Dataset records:
<<<<
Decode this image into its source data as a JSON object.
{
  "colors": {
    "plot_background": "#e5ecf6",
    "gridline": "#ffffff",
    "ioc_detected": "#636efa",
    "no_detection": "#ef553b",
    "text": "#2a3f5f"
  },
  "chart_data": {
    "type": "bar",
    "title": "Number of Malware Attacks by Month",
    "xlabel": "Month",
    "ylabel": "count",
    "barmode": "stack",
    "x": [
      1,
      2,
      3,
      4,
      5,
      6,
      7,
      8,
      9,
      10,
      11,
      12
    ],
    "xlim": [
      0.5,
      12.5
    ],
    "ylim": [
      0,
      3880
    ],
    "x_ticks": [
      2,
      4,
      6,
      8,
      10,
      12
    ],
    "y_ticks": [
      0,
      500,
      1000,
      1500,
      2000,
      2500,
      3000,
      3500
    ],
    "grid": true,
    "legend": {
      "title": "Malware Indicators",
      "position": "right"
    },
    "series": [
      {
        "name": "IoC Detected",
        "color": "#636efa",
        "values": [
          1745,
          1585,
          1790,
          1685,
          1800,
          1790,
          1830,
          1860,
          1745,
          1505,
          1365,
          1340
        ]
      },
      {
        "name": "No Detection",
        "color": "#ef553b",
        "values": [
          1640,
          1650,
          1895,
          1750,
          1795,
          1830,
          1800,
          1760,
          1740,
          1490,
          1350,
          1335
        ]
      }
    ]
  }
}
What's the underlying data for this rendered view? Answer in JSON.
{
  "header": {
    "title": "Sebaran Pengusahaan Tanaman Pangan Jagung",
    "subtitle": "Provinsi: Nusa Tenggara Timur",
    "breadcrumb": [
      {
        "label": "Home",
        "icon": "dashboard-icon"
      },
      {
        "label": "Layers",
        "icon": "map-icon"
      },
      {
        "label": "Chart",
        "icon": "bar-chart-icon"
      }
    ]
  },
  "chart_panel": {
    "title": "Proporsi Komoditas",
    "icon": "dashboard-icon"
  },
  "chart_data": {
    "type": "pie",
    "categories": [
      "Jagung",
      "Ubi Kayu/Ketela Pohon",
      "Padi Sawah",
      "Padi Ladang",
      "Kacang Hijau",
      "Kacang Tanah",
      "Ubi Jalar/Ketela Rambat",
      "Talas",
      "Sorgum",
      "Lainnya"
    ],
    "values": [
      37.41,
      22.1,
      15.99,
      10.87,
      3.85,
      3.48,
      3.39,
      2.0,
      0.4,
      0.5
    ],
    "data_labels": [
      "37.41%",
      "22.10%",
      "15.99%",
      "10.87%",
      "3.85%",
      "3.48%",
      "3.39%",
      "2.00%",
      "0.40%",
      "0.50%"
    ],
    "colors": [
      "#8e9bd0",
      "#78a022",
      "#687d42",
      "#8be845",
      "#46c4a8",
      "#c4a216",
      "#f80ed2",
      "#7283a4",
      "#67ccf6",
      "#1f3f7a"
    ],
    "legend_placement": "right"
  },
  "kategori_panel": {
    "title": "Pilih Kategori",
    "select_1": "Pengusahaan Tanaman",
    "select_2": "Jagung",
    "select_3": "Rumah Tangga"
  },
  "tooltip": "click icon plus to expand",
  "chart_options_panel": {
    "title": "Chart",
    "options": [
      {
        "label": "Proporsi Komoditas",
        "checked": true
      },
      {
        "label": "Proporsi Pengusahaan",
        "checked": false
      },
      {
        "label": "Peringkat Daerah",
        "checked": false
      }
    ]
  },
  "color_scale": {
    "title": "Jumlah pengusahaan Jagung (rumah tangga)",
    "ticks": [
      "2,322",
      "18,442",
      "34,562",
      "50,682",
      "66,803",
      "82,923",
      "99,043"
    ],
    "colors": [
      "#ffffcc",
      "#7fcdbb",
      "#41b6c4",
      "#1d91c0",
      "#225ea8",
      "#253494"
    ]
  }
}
>>>>
§ WHAT THE TASK ASKS
Write out the records above again, keeping each one identical to the original.

§ SOLUTION TO THIS EXERCISE
Decode this image into its source data as a JSON object.
{
  "colors": {
    "plot_background": "#e5ecf6",
    "gridline": "#ffffff",
    "ioc_detected": "#636efa",
    "no_detection": "#ef553b",
    "text": "#2a3f5f"
  },
  "chart_data": {
    "type": "bar",
    "title": "Number of Malware Attacks by Month",
    "xlabel": "Month",
    "ylabel": "count",
    "barmode": "stack",
    "x": [
      1,
      2,
      3,
      4,
      5,
      6,
      7,
      8,
      9,
      10,
      11,
      12
    ],
    "xlim": [
      0.5,
      12.5
    ],
    "ylim": [
      0,
      3880
    ],
    "x_ticks": [
      2,
      4,
      6,
      8,
      10,
      12
    ],
    "y_ticks": [
      0,
      500,
      1000,
      1500,
      2000,
      2500,
      3000,
      3500
    ],
    "grid": true,
    "legend": {
      "title": "Malware Indicators",
      "position": "right"
    },
    "series": [
      {
        "name": "IoC Detected",
        "color": "#636efa",
        "values": [
          1745,
          1585,
          1790,
          1685,
          1800,
          1790,
          1830,
          1860,
          1745,
          1505,
          1365,
          1340
        ]
      },
      {
        "name": "No Detection",
        "color": "#ef553b",
        "values": [
          1640,
          1650,
          1895,
          1750,
          1795,
          1830,
          1800,
          1760,
          1740,
          1490,
          1350,
          1335
        ]
      }
    ]
  }
}
What's the underlying data for this rendered view? Answer in JSON.
{
  "header": {
    "title": "Sebaran Pengusahaan Tanaman Pangan Jagung",
    "subtitle": "Provinsi: Nusa Tenggara Timur",
    "breadcrumb": [
      {
        "label": "Home",
        "icon": "dashboard-icon"
      },
      {
        "label": "Layers",
        "icon": "map-icon"
      },
      {
        "label": "Chart",
        "icon": "bar-chart-icon"
      }
    ]
  },
  "chart_panel": {
    "title": "Proporsi Komoditas",
    "icon": "dashboard-icon"
  },
  "chart_data": {
    "type": "pie",
    "categories": [
      "Jagung",
      "Ubi Kayu/Ketela Pohon",
      "Padi Sawah",
      "Padi Ladang",
      "Kacang Hijau",
      "Kacang Tanah",
      "Ubi Jalar/Ketela Rambat",
      "Talas",
      "Sorgum",
      "Lainnya"
    ],
    "values": [
      37.41,
      22.1,
      15.99,
      10.87,
      3.85,
      3.48,
      3.39,
      2.0,
      0.4,
      0.5
    ],
    "data_labels": [
      "37.41%",
      "22.10%",
      "15.99%",
      "10.87%",
      "3.85%",
      "3.48%",
      "3.39%",
      "2.00%",
      "0.40%",
      "0.50%"
    ],
    "colors": [
      "#8e9bd0",
      "#78a022",
      "#687d42",
      "#8be845",
      "#46c4a8",
      "#c4a216",
      "#f80ed2",
      "#7283a4",
      "#67ccf6",
      "#1f3f7a"
    ],
    "legend_placement": "right"
  },
  "kategori_panel": {
    "title": "Pilih Kategori",
    "select_1": "Pengusahaan Tanaman",
    "select_2": "Jagung",
    "select_3": "Rumah Tangga"
  },
  "tooltip": "click icon plus to expand",
  "chart_options_panel": {
    "title": "Chart",
    "options": [
      {
        "label": "Proporsi Komoditas",
        "checked": true
      },
      {
        "label": "Proporsi Pengusahaan",
        "checked": false
      },
      {
        "label": "Peringkat Daerah",
        "checked": false
      }
    ]
  },
  "color_scale": {
    "title": "Jumlah pengusahaan Jagung (rumah tangga)",
    "ticks": [
      "2,322",
      "18,442",
      "34,562",
      "50,682",
      "66,803",
      "82,923",
      "99,043"
    ],
    "colors": [
      "#ffffcc",
      "#7fcdbb",
      "#41b6c4",
      "#1d91c0",
      "#225ea8",
      "#253494"
    ]
  }
}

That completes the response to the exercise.